Return each entry exactly, with none missing.

##### Information given #####

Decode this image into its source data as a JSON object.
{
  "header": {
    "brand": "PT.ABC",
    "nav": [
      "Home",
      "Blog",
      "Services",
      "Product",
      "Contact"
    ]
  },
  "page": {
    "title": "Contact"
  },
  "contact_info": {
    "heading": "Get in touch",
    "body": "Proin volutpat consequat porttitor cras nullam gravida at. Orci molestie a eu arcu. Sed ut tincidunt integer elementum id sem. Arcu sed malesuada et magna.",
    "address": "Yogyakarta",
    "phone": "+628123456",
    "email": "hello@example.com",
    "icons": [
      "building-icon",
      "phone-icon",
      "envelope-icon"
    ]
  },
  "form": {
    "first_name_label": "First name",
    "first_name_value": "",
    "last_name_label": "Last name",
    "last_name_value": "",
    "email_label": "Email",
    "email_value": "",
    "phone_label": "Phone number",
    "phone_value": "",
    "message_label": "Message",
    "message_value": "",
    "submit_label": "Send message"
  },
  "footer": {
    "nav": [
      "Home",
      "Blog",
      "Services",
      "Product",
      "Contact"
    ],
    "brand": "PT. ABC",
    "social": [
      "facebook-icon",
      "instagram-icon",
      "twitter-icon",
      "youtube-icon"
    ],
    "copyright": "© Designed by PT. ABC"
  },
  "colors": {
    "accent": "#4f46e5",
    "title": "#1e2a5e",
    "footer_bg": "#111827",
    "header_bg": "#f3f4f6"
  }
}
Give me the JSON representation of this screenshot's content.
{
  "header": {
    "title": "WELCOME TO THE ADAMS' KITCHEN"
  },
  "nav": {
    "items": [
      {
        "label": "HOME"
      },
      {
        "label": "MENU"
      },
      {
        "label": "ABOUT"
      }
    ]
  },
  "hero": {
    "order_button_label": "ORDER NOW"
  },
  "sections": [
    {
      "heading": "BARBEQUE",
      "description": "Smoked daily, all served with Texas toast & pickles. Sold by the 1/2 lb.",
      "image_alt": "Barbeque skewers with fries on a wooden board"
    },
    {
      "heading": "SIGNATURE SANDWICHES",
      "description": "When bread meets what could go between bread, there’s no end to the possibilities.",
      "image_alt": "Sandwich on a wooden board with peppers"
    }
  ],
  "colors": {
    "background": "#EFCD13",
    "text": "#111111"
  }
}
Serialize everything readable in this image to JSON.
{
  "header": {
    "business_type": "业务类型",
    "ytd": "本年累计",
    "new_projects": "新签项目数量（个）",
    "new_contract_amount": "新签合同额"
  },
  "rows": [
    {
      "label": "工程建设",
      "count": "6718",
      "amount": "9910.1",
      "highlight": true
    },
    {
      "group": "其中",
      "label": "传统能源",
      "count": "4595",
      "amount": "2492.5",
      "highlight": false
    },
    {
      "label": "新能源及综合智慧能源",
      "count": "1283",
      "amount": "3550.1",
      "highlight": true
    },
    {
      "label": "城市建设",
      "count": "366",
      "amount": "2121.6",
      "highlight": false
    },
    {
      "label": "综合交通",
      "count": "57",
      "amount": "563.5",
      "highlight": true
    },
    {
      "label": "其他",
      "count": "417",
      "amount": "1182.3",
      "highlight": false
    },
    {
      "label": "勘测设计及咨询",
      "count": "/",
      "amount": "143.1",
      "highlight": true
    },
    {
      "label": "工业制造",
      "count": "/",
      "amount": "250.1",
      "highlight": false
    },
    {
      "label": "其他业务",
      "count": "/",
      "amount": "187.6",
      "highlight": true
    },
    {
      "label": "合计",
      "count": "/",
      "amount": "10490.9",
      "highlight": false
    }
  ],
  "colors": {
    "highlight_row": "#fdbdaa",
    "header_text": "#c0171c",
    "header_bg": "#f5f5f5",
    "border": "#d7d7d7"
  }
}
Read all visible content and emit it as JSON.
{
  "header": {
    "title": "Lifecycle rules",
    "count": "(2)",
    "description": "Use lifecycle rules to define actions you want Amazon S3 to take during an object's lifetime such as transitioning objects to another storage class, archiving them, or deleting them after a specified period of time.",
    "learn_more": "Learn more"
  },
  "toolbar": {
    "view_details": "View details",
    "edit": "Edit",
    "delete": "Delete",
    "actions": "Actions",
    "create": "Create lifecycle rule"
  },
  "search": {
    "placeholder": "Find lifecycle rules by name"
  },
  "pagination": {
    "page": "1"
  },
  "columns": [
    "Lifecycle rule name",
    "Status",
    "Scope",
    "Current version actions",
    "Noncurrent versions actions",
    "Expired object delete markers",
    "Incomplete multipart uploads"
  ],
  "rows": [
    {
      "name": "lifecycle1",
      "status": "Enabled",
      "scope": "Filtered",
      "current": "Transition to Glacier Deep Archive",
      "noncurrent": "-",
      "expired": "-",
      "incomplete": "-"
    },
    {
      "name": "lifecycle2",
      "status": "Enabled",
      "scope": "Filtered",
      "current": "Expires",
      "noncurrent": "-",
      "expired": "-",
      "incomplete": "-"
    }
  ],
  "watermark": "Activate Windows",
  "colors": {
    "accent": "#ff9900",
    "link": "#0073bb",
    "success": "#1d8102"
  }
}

#####

## Written solution
Decode this image into its source data as a JSON object.
{
  "header": {
    "brand": "PT.ABC",
    "nav": [
      "Home",
      "Blog",
      "Services",
      "Product",
      "Contact"
    ]
  },
  "page": {
    "title": "Contact"
  },
  "contact_info": {
    "heading": "Get in touch",
    "body": "Proin volutpat consequat porttitor cras nullam gravida at. Orci molestie a eu arcu. Sed ut tincidunt integer elementum id sem. Arcu sed malesuada et magna.",
    "address": "Yogyakarta",
    "phone": "+628123456",
    "email": "hello@example.com",
    "icons": [
      "building-icon",
      "phone-icon",
      "envelope-icon"
    ]
  },
  "form": {
    "first_name_label": "First name",
    "first_name_value": "",
    "last_name_label": "Last name",
    "last_name_value": "",
    "email_label": "Email",
    "email_value": "",
    "phone_label": "Phone number",
    "phone_value": "",
    "message_label": "Message",
    "message_value": "",
    "submit_label": "Send message"
  },
  "footer": {
    "nav": [
      "Home",
      "Blog",
      "Services",
      "Product",
      "Contact"
    ],
    "brand": "PT. ABC",
    "social": [
      "facebook-icon",
      "instagram-icon",
      "twitter-icon",
      "youtube-icon"
    ],
    "copyright": "© Designed by PT. ABC"
  },
  "colors": {
    "accent": "#4f46e5",
    "title": "#1e2a5e",
    "footer_bg": "#111827",
    "header_bg": "#f3f4f6"
  }
}
Give me the JSON representation of this screenshot's content.
{
  "header": {
    "title": "WELCOME TO THE ADAMS' KITCHEN"
  },
  "nav": {
    "items": [
      {
        "label": "HOME"
      },
      {
        "label": "MENU"
      },
      {
        "label": "ABOUT"
      }
    ]
  },
  "hero": {
    "order_button_label": "ORDER NOW"
  },
  "sections": [
    {
      "heading": "BARBEQUE",
      "description": "Smoked daily, all served with Texas toast & pickles. Sold by the 1/2 lb.",
      "image_alt": "Barbeque skewers with fries on a wooden board"
    },
    {
      "heading": "SIGNATURE SANDWICHES",
      "description": "When bread meets what could go between bread, there’s no end to the possibilities.",
      "image_alt": "Sandwich on a wooden board with peppers"
    }
  ],
  "colors": {
    "background": "#EFCD13",
    "text": "#111111"
  }
}
Serialize everything readable in this image to JSON.
{
  "header": {
    "business_type": "业务类型",
    "ytd": "本年累计",
    "new_projects": "新签项目数量（个）",
    "new_contract_amount": "新签合同额"
  },
  "rows": [
    {
      "label": "工程建设",
      "count": "6718",
      "amount": "9910.1",
      "highlight": true
    },
    {
      "group": "其中",
      "label": "传统能源",
      "count": "4595",
      "amount": "2492.5",
      "highlight": false
    },
    {
      "label": "新能源及综合智慧能源",
      "count": "1283",
      "amount": "3550.1",
      "highlight": true
    },
    {
      "label": "城市建设",
      "count": "366",
      "amount": "2121.6",
      "highlight": false
    },
    {
      "label": "综合交通",
      "count": "57",
      "amount": "563.5",
      "highlight": true
    },
    {
      "label": "其他",
      "count": "417",
      "amount": "1182.3",
      "highlight": false
    },
    {
      "label": "勘测设计及咨询",
      "count": "/",
      "amount": "143.1",
      "highlight": true
    },
    {
      "label": "工业制造",
      "count": "/",
      "amount": "250.1",
      "highlight": false
    },
    {
      "label": "其他业务",
      "count": "/",
      "amount": "187.6",
      "highlight": true
    },
    {
      "label": "合计",
      "count": "/",
      "amount": "10490.9",
      "highlight": false
    }
  ],
  "colors": {
    "highlight_row": "#fdbdaa",
    "header_text": "#c0171c",
    "header_bg": "#f5f5f5",
    "border": "#d7d7d7"
  }
}
Read all visible content and emit it as JSON.
{
  "header": {
    "title": "Lifecycle rules",
    "count": "(2)",
    "description": "Use lifecycle rules to define actions you want Amazon S3 to take during an object's lifetime such as transitioning objects to another storage class, archiving them, or deleting them after a specified period of time.",
    "learn_more": "Learn more"
  },
  "toolbar": {
    "view_details": "View details",
    "edit": "Edit",
    "delete": "Delete",
    "actions": "Actions",
    "create": "Create lifecycle rule"
  },
  "search": {
    "placeholder": "Find lifecycle rules by name"
  },
  "pagination": {
    "page": "1"
  },
  "columns": [
    "Lifecycle rule name",
    "Status",
    "Scope",
    "Current version actions",
    "Noncurrent versions actions",
    "Expired object delete markers",
    "Incomplete multipart uploads"
  ],
  "rows": [
    {
      "name": "lifecycle1",
      "status": "Enabled",
      "scope": "Filtered",
      "current": "Transition to Glacier Deep Archive",
      "noncurrent": "-",
      "expired": "-",
      "incomplete": "-"
    },
    {
      "name": "lifecycle2",
      "status": "Enabled",
      "scope": "Filtered",
      "current": "Expires",
      "noncurrent": "-",
      "expired": "-",
      "incomplete": "-"
    }
  ],
  "watermark": "Activate Windows",
  "colors": {
    "accent": "#ff9900",
    "link": "#0073bb",
    "success": "#1d8102"
  }
}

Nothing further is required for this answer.